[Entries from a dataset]
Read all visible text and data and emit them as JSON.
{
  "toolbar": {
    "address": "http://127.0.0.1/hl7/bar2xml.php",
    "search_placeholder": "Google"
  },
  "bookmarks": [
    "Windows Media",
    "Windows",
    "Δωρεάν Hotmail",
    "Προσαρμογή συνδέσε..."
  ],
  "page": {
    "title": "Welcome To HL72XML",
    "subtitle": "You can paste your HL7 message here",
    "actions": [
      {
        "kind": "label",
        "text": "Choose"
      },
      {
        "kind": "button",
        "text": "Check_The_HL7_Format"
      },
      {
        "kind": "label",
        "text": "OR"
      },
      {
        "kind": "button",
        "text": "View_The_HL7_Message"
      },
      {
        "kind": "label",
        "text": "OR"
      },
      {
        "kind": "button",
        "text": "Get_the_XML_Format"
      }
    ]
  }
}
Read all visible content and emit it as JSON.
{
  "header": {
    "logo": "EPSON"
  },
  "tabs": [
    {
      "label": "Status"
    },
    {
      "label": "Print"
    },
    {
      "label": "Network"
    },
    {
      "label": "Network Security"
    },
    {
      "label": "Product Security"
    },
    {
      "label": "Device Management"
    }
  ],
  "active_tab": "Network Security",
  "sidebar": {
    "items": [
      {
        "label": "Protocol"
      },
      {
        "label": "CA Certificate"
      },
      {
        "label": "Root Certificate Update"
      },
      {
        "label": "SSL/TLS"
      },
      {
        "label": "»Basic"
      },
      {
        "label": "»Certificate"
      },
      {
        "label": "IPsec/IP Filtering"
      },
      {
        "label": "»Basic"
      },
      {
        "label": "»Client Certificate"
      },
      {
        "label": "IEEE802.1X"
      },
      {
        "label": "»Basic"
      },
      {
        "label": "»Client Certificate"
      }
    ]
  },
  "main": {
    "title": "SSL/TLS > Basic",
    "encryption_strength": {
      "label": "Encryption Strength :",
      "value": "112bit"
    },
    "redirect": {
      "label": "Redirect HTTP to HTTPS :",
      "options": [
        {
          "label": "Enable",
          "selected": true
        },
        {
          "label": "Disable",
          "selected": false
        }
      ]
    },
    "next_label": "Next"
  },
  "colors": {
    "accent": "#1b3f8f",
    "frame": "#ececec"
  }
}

## Stated problem
Note every line above where the string "Security" shows up, and copy those lines.

## Task response
      "label": "Network Security"
      "label": "Product Security"
  "active_tab": "Network Security",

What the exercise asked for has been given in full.